▶ _TASK BRIEF_: Which lines in the records below contain the word "Refl"? Copy each of them.

▶ _LISTING_:
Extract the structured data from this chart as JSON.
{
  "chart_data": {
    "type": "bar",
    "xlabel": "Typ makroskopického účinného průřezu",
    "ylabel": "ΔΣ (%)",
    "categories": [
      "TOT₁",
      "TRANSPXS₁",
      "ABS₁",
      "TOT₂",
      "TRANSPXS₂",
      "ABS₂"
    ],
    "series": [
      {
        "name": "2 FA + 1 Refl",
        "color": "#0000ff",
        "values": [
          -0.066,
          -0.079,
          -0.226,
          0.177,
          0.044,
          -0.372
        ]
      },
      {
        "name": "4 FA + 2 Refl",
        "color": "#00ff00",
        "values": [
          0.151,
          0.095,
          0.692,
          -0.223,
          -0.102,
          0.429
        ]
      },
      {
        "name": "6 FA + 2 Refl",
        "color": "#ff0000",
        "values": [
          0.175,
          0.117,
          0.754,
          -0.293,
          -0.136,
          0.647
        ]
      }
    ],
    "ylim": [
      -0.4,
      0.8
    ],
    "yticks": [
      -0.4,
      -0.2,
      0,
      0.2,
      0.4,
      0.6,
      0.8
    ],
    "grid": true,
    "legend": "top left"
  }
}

▶ _THE COMPLETED TASK_:
        "name": "2 FA + 1 Refl",
        "name": "4 FA + 2 Refl",
        "name": "6 FA + 2 Refl",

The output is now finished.